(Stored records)

• • • •

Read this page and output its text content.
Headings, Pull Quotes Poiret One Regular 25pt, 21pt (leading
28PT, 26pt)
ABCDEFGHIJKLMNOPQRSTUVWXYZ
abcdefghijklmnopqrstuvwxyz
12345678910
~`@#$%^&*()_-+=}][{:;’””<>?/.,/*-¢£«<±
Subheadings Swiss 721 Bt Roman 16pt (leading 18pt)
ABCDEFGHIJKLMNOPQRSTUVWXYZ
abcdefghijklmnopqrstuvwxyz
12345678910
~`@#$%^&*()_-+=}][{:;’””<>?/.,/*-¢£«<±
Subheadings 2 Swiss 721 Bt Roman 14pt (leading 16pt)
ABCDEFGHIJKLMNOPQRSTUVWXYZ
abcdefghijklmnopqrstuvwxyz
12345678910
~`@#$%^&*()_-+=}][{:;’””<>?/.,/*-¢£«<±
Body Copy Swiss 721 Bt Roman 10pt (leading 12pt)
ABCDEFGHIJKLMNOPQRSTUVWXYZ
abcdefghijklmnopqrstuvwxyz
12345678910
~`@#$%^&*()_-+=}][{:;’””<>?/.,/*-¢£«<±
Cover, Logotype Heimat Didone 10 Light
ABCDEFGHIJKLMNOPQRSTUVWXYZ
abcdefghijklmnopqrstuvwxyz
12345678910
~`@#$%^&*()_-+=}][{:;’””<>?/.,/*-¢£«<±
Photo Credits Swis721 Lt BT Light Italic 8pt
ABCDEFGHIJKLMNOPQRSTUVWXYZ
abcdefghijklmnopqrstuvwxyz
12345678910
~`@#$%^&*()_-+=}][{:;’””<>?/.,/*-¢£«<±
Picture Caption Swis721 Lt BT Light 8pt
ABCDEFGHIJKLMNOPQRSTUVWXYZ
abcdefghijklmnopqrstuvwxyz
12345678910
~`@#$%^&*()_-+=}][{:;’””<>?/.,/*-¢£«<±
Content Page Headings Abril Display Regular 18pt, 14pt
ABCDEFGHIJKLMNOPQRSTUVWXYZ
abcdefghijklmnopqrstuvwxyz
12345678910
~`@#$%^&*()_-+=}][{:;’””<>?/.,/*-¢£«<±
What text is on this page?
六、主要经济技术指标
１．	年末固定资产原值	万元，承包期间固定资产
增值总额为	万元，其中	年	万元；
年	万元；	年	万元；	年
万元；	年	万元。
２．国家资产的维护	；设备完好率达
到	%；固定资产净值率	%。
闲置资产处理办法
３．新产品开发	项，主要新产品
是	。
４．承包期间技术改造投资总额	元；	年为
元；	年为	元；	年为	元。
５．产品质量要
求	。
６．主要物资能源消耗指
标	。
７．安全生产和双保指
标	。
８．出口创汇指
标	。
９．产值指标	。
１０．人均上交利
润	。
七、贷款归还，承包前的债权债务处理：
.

• • • •

__What is being asked__:
From the listing above, find the number of lines with the word "leading" in them. Answer with the number only.

__Written solution__:
4